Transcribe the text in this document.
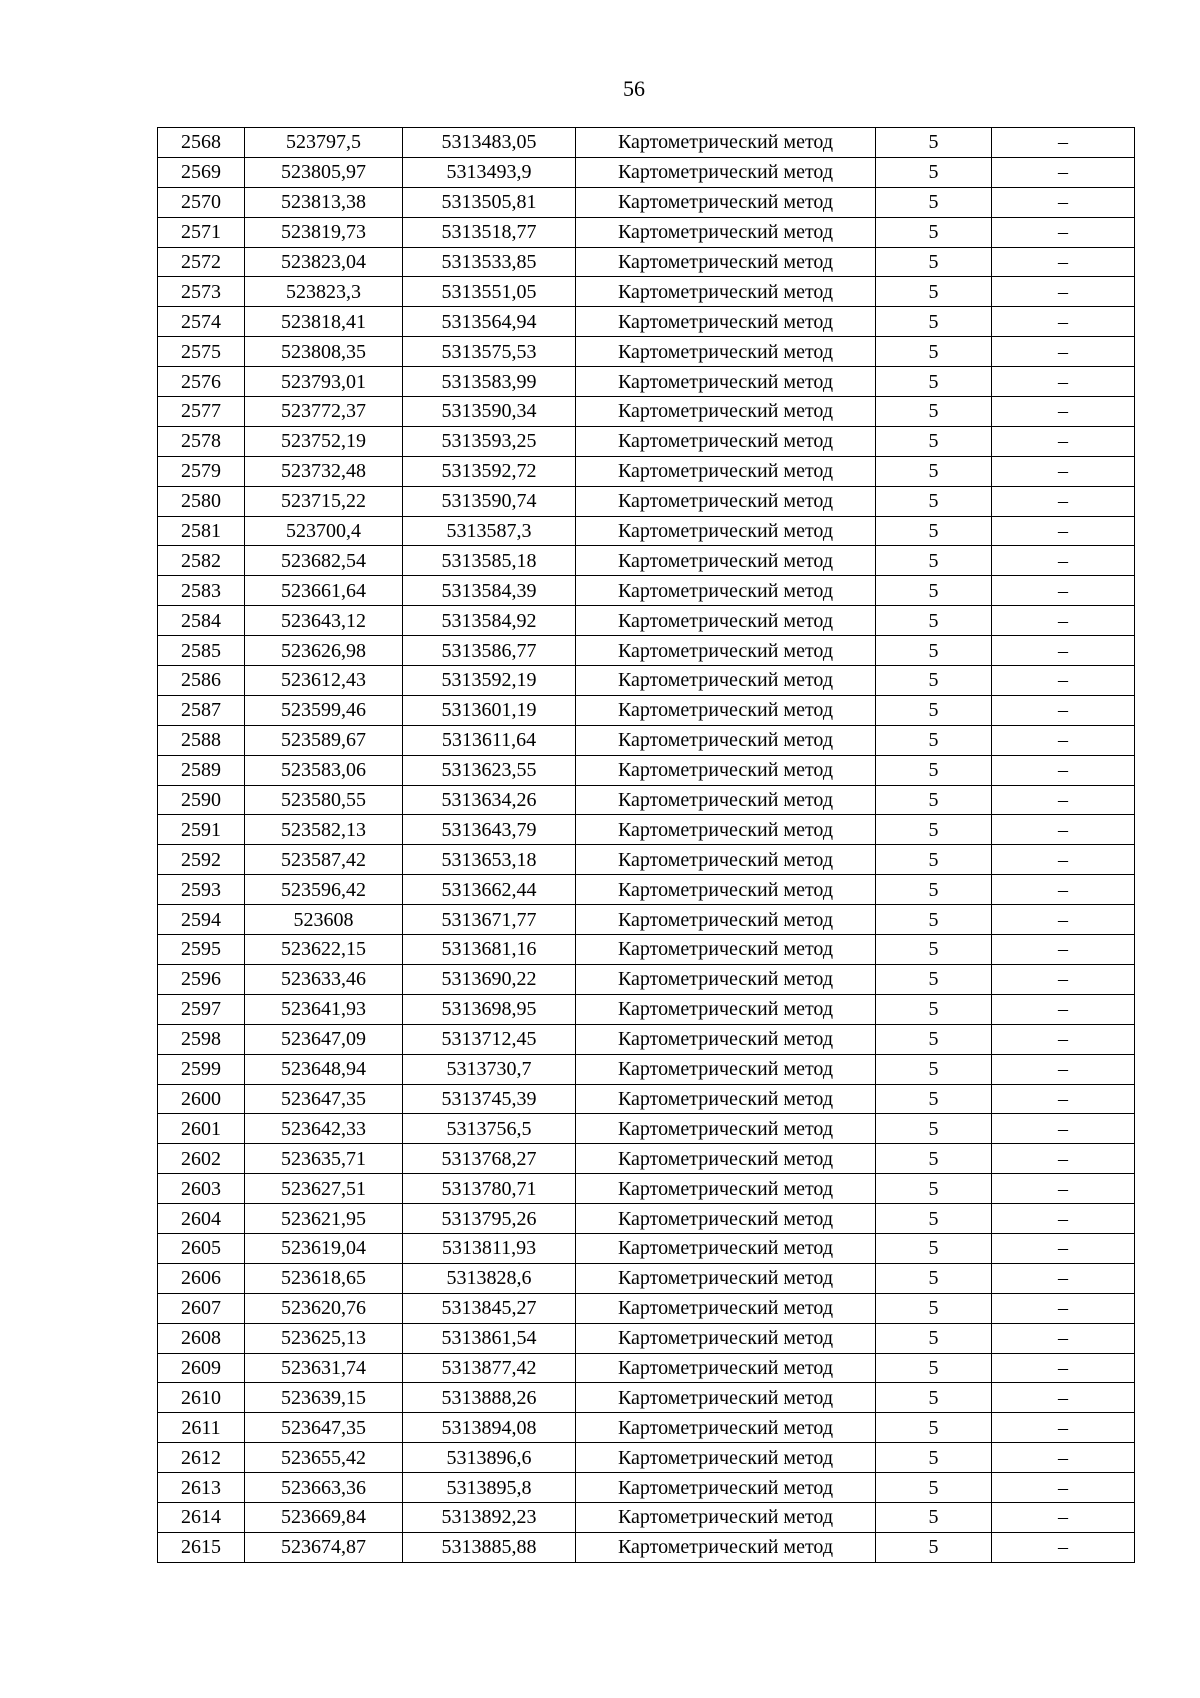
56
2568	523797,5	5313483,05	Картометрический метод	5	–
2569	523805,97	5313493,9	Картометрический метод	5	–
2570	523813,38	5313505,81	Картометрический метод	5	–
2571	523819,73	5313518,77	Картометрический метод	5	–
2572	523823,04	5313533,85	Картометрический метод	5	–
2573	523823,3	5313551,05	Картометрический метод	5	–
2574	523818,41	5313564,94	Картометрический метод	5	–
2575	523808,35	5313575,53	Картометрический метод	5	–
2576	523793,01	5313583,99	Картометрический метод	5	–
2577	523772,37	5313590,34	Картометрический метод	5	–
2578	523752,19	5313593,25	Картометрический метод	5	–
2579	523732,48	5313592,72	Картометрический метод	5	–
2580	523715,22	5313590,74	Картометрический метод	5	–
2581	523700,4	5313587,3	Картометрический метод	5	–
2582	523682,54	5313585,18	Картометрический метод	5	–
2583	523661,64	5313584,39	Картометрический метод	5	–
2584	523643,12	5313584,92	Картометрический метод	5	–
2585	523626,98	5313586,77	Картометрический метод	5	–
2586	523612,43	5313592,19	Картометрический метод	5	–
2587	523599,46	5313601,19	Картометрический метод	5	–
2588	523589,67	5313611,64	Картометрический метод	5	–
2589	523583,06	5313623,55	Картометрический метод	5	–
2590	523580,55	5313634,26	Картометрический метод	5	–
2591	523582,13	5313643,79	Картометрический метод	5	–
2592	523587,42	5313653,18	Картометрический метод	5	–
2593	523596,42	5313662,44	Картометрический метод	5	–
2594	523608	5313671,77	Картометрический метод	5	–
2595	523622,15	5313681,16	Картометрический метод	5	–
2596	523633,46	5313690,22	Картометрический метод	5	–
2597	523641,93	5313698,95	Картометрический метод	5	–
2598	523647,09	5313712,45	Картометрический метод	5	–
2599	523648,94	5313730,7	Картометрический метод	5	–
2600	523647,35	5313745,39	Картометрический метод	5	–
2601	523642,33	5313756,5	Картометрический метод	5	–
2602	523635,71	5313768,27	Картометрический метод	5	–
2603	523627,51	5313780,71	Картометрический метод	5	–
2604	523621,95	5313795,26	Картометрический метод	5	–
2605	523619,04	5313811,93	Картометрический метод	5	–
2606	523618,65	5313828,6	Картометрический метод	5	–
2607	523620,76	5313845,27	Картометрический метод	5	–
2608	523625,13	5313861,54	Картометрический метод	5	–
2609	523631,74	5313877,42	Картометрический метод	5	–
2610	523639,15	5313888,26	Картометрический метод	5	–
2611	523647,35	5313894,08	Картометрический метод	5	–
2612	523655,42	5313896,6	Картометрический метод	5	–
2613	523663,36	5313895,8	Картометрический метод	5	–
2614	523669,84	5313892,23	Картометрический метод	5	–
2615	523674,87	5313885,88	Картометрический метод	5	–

...

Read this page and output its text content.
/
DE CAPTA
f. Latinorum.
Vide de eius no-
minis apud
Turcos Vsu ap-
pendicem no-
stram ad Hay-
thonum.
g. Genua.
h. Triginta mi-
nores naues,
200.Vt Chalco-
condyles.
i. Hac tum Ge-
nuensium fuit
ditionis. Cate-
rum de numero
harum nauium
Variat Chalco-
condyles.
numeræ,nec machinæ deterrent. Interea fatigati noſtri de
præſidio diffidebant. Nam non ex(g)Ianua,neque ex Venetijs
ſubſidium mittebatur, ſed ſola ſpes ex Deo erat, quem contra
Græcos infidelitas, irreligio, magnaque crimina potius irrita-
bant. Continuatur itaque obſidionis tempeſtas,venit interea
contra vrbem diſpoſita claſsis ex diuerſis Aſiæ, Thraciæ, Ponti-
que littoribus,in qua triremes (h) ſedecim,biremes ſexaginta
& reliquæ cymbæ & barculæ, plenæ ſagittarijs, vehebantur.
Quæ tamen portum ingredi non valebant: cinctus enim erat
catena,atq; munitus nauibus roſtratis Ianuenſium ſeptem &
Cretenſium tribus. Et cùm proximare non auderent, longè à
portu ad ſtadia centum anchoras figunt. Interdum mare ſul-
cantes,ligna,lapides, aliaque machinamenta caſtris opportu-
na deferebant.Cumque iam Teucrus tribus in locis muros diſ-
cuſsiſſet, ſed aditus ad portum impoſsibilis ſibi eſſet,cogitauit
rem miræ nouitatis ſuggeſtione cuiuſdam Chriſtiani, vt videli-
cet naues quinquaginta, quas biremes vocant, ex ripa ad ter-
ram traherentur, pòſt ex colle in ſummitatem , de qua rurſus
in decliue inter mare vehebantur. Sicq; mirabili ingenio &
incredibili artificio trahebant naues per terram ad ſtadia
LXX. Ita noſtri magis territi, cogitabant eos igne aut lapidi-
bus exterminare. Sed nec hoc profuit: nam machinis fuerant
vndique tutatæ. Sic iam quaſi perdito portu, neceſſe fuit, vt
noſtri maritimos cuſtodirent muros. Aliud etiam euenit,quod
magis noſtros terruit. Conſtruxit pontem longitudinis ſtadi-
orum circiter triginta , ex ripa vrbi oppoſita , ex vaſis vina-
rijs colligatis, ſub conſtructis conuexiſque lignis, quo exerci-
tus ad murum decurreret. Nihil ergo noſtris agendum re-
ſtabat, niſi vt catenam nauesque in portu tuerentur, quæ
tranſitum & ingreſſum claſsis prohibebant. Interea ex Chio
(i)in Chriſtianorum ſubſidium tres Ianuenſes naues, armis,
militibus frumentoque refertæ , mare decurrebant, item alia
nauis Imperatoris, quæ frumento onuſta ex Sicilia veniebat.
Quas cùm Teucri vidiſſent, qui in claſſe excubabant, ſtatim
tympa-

* [GOAL OF THE EXERCISE]:
Look for "biremes" and pull out every line that has it.

* [SOLUTION FOR THIS TASK]:
que littoribus,in qua triremes (h) ſedecim,biremes ſexaginta
cet naues quinquaginta, quas biremes vocant, ex ripa ad ter-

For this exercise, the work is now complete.